*EXERCISE MATERIAL*.
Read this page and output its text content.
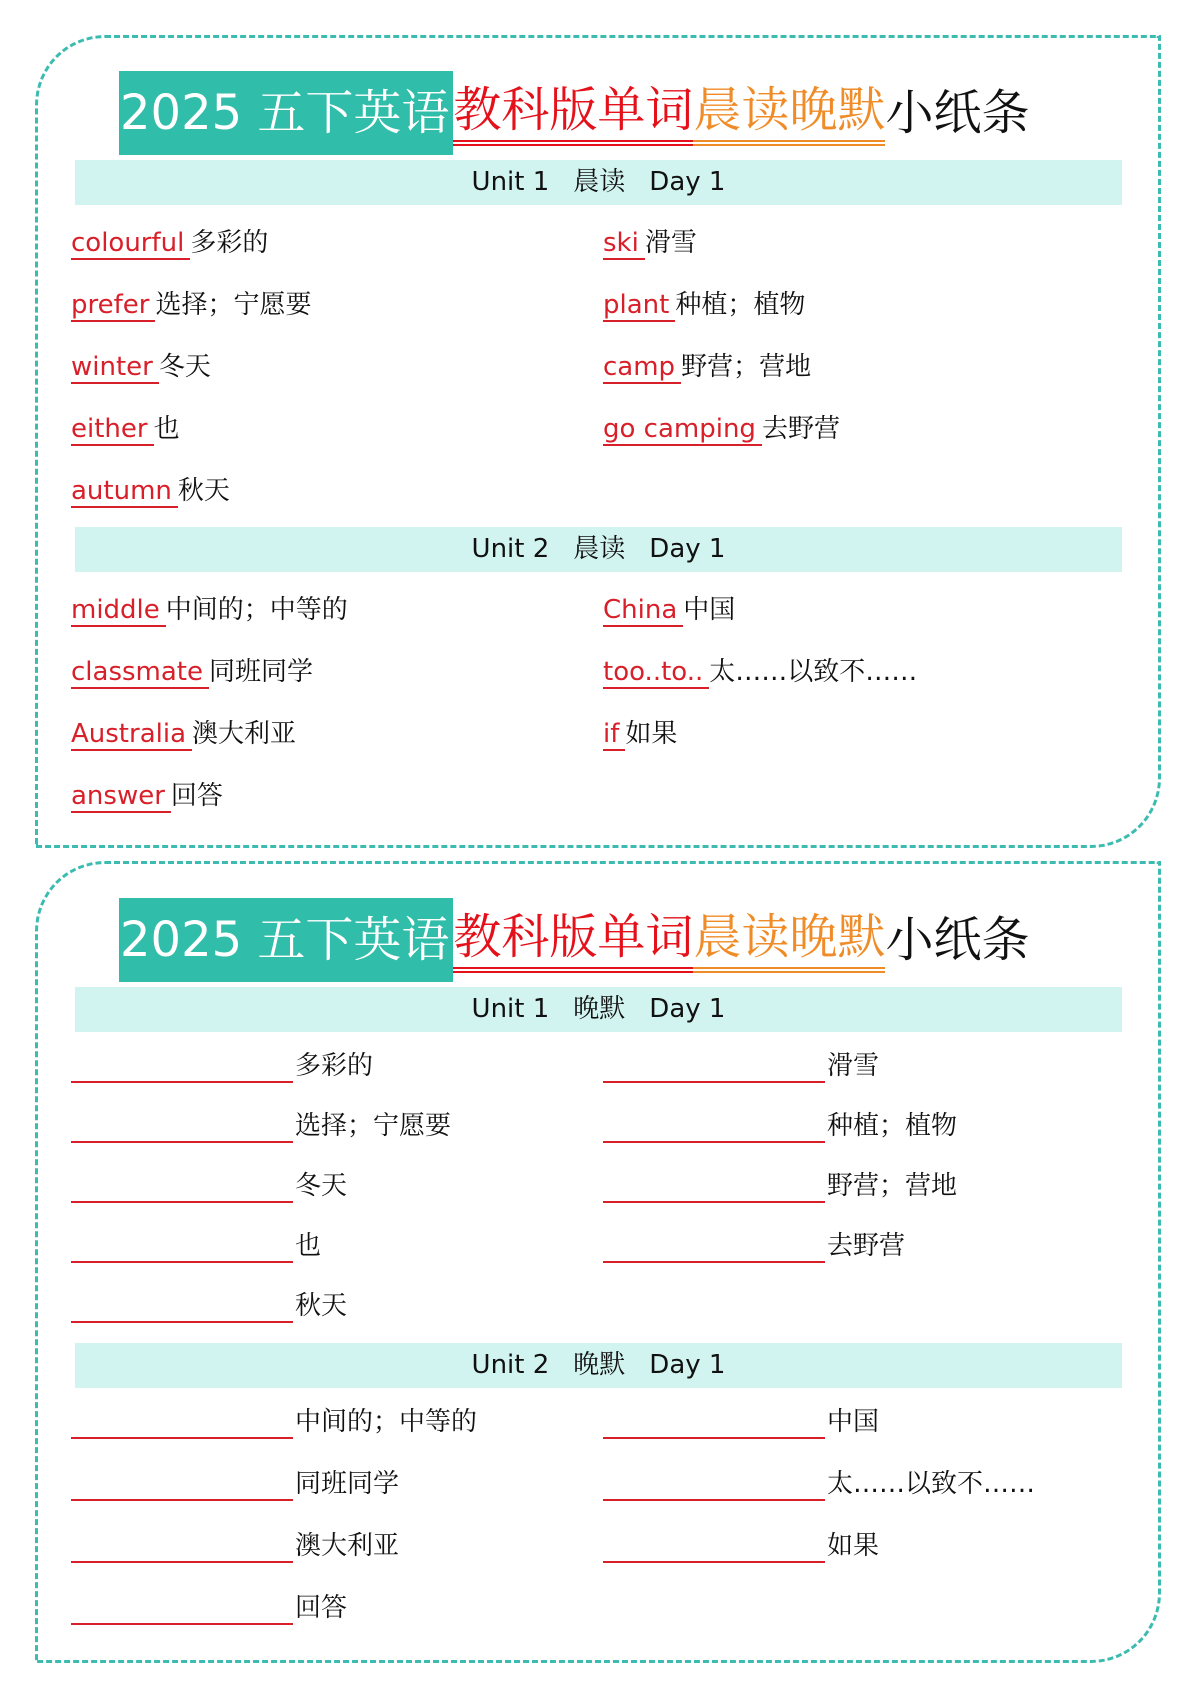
2025 五下英语 教科版单词 晨读晚默 小纸条
Unit 1 晨读 Day 1
colourful 多彩的	ski 滑雪
prefer 选择；宁愿要	plant 种植；植物
winter 冬天	camp 野营；营地
either 也	go camping 去野营
autumn 秋天
Unit 2 晨读 Day 1
middle 中间的；中等的	China 中国
classmate 同班同学	too..to.. 太……以致不……
Australia 澳大利亚	if 如果
answer 回答
2025 五下英语 教科版单词 晨读晚默 小纸条
Unit 1 晚默 Day 1
多彩的	滑雪
选择；宁愿要	种植；植物
冬天	野营；营地
也	去野营
秋天
Unit 2 晚默 Day 1
中间的；中等的	中国
同班同学	太……以致不……
澳大利亚	如果
回答
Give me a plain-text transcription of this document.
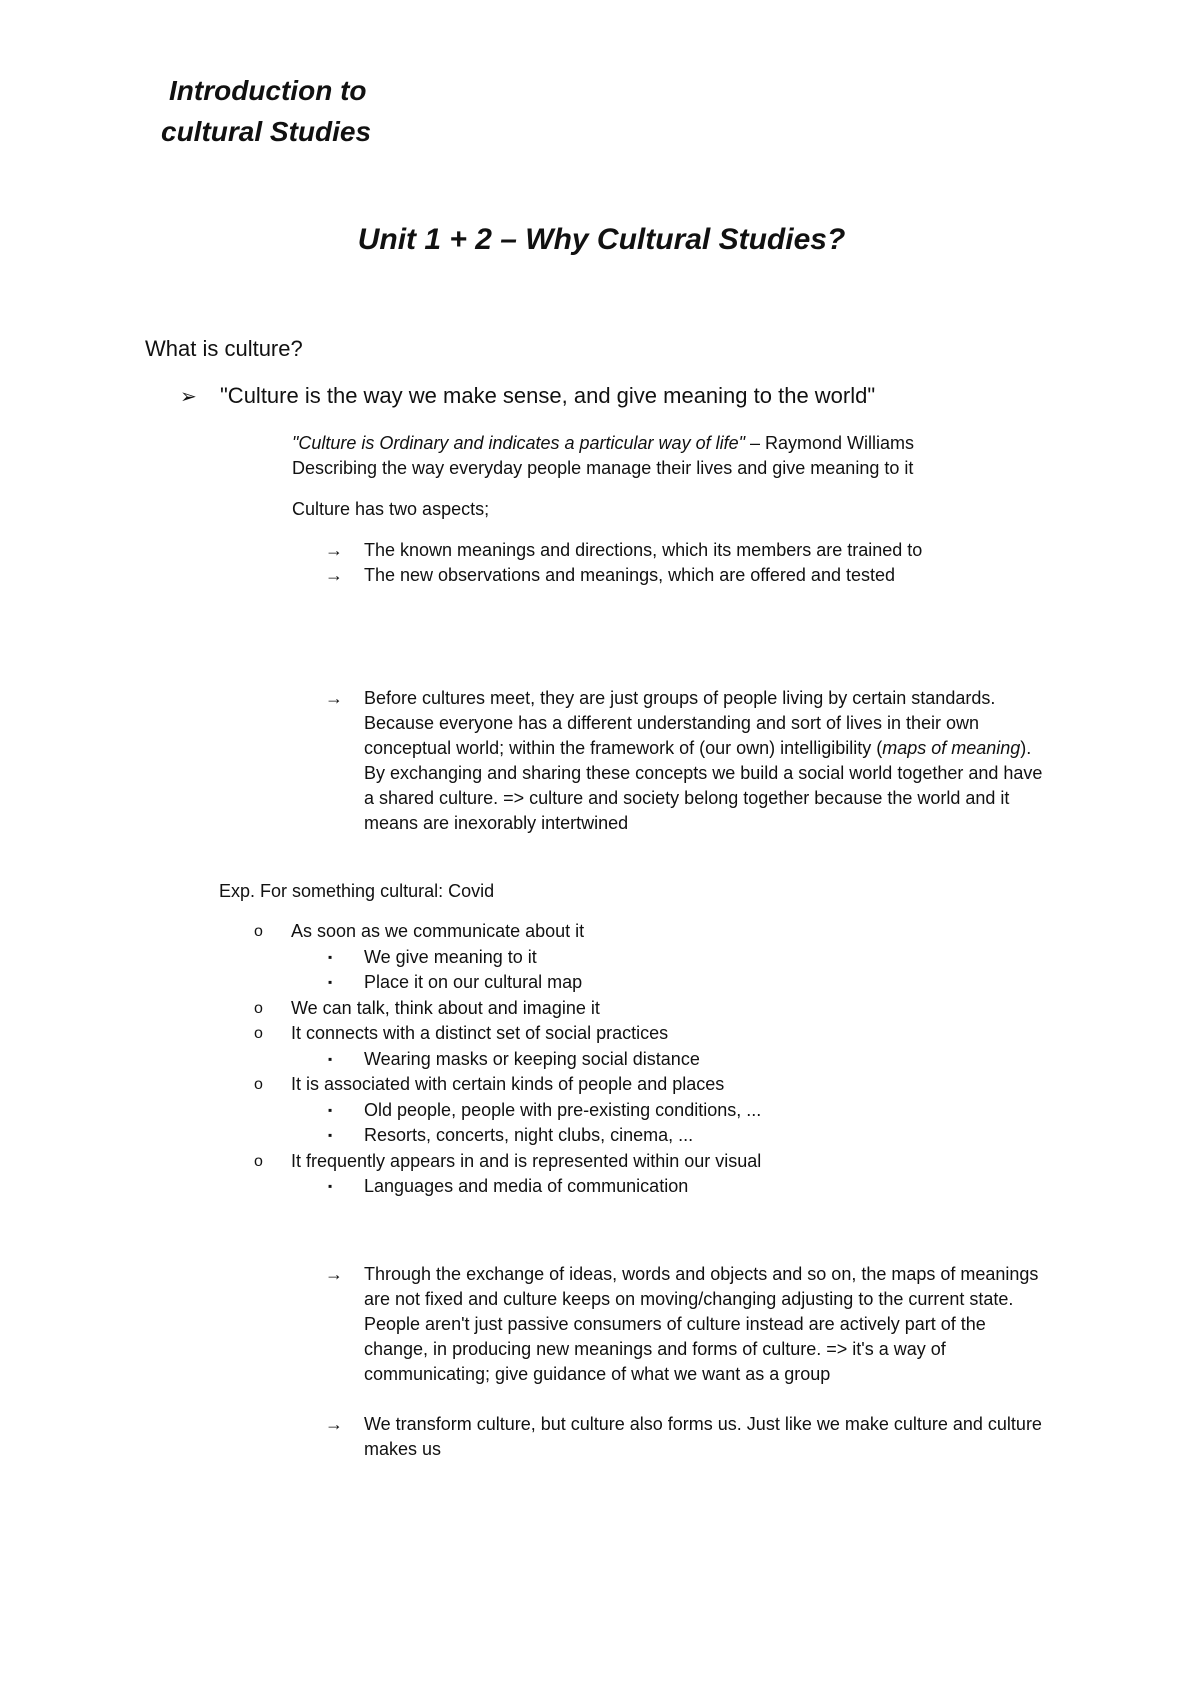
Introduction to
cultural Studies
Unit 1 + 2 – Why Cultural Studies?
What is culture?
➢ "Culture is the way we make sense, and give meaning to the world"
"Culture is Ordinary and indicates a particular way of life" – Raymond Williams
Describing the way everyday people manage their lives and give meaning to it
Culture has two aspects;
→	The known meanings and directions, which its members are trained to
→	The new observations and meanings, which are offered and tested
→	Before cultures meet, they are just groups of people living by certain standards. Because everyone has a different understanding and sort of lives in their own conceptual world; within the framework of (our own) intelligibility (maps of meaning). By exchanging and sharing these concepts we build a social world together and have a shared culture. => culture and society belong together because the world and it means are inexorably intertwined
Exp. For something cultural: Covid
o As soon as we communicate about it
▪ We give meaning to it
▪ Place it on our cultural map
o We can talk, think about and imagine it
o It connects with a distinct set of social practices
▪ Wearing masks or keeping social distance
o It is associated with certain kinds of people and places
▪ Old people, people with pre-existing conditions, ...
▪ Resorts, concerts, night clubs, cinema, ...
o It frequently appears in and is represented within our visual
▪ Languages and media of communication
→	Through the exchange of ideas, words and objects and so on, the maps of meanings are not fixed and culture keeps on moving/changing adjusting to the current state. People aren't just passive consumers of culture instead are actively part of the change, in producing new meanings and forms of culture. => it's a way of communicating; give guidance of what we want as a group
→	We transform culture, but culture also forms us. Just like we make culture and culture makes us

*TASK REQUIREMENTS*. Leave the pictures out and reproduce all of the records exactly.

*OUTPUT FOR THIS TASK*.
Read this page and output its text content.
2025 五下英语 教科版单词 晨读晚默 小纸条
Unit 1 晨读 Day 1
colourful 多彩的	ski 滑雪
prefer 选择；宁愿要	plant 种植；植物
winter 冬天	camp 野营；营地
either 也	go camping 去野营
autumn 秋天
Unit 2 晨读 Day 1
middle 中间的；中等的	China 中国
classmate 同班同学	too..to.. 太……以致不……
Australia 澳大利亚	if 如果
answer 回答
2025 五下英语 教科版单词 晨读晚默 小纸条
Unit 1 晚默 Day 1
多彩的	滑雪
选择；宁愿要	种植；植物
冬天	野营；营地
也	去野营
秋天
Unit 2 晚默 Day 1
中间的；中等的	中国
同班同学	太……以致不……
澳大利亚	如果
回答
Give me a plain-text transcription of this document.
Introduction to
cultural Studies
Unit 1 + 2 – Why Cultural Studies?
What is culture?
➢ "Culture is the way we make sense, and give meaning to the world"
"Culture is Ordinary and indicates a particular way of life" – Raymond Williams
Describing the way everyday people manage their lives and give meaning to it
Culture has two aspects;
→	The known meanings and directions, which its members are trained to
→	The new observations and meanings, which are offered and tested
→	Before cultures meet, they are just groups of people living by certain standards. Because everyone has a different understanding and sort of lives in their own conceptual world; within the framework of (our own) intelligibility (maps of meaning). By exchanging and sharing these concepts we build a social world together and have a shared culture. => culture and society belong together because the world and it means are inexorably intertwined
Exp. For something cultural: Covid
o As soon as we communicate about it
▪ We give meaning to it
▪ Place it on our cultural map
o We can talk, think about and imagine it
o It connects with a distinct set of social practices
▪ Wearing masks or keeping social distance
o It is associated with certain kinds of people and places
▪ Old people, people with pre-existing conditions, ...
▪ Resorts, concerts, night clubs, cinema, ...
o It frequently appears in and is represented within our visual
▪ Languages and media of communication
→	Through the exchange of ideas, words and objects and so on, the maps of meanings are not fixed and culture keeps on moving/changing adjusting to the current state. People aren't just passive consumers of culture instead are actively part of the change, in producing new meanings and forms of culture. => it's a way of communicating; give guidance of what we want as a group
→	We transform culture, but culture also forms us. Just like we make culture and culture makes us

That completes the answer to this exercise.